* **Short task**
Where the string "叁拾肆万元整" occurs in the material below, report the whole line.

—————

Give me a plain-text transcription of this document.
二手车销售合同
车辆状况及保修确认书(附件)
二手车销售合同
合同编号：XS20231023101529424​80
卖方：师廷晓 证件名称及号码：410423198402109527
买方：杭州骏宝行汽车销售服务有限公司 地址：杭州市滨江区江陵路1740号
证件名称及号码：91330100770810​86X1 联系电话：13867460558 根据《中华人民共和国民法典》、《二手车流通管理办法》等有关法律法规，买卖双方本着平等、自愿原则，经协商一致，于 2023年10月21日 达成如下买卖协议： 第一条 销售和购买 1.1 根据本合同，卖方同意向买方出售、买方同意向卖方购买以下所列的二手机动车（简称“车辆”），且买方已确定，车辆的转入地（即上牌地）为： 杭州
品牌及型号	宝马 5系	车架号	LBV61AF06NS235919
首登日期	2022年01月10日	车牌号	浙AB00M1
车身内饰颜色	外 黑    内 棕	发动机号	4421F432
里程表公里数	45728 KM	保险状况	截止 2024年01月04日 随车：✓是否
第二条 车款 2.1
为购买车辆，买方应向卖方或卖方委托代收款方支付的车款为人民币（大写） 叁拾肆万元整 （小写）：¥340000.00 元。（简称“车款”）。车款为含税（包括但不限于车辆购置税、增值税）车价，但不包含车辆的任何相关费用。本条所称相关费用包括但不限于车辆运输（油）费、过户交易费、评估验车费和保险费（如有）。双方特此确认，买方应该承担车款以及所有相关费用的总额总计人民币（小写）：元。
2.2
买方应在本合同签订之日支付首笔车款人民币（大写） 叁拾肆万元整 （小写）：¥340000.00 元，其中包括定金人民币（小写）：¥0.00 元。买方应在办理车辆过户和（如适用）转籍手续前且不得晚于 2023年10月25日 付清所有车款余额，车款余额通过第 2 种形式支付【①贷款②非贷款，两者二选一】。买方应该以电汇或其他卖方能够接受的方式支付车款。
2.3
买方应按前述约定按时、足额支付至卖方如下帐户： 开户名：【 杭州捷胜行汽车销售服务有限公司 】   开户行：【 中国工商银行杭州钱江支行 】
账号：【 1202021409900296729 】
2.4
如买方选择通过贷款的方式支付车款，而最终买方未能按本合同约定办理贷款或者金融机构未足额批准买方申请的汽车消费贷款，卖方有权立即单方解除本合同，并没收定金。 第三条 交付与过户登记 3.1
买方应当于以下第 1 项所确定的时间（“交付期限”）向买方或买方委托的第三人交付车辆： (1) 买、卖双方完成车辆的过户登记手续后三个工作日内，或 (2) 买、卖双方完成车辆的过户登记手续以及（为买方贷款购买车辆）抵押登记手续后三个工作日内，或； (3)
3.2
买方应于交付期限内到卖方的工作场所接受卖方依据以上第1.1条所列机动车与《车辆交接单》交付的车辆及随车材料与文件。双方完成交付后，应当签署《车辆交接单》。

—————

* **Final answer**
为购买车辆，买方应向卖方或卖方委托代收款方支付的车款为人民币（大写） 叁拾肆万元整 （小写）：¥340000.00 元。（简称“车款”）。车款为含税（包括但不限于车辆购置税、增值税）车价，但不包含车辆的任何相关费用。本条所称相关费用包括但不限于车辆运输（油）费、过户交易费、评估验车费和保险费（如有）。双方特此确认，买方应该承担车款以及所有相关费用的总额总计人民币（小写）：元。
买方应在本合同签订之日支付首笔车款人民币（大写） 叁拾肆万元整 （小写）：¥340000.00 元，其中包括定金人民币（小写）：¥0.00 元。买方应在办理车辆过户和（如适用）转籍手续前且不得晚于 2023年10月25日 付清所有车款余额，车款余额通过第 2 种形式支付【①贷款②非贷款，两者二选一】。买方应该以电汇或其他卖方能够接受的方式支付车款。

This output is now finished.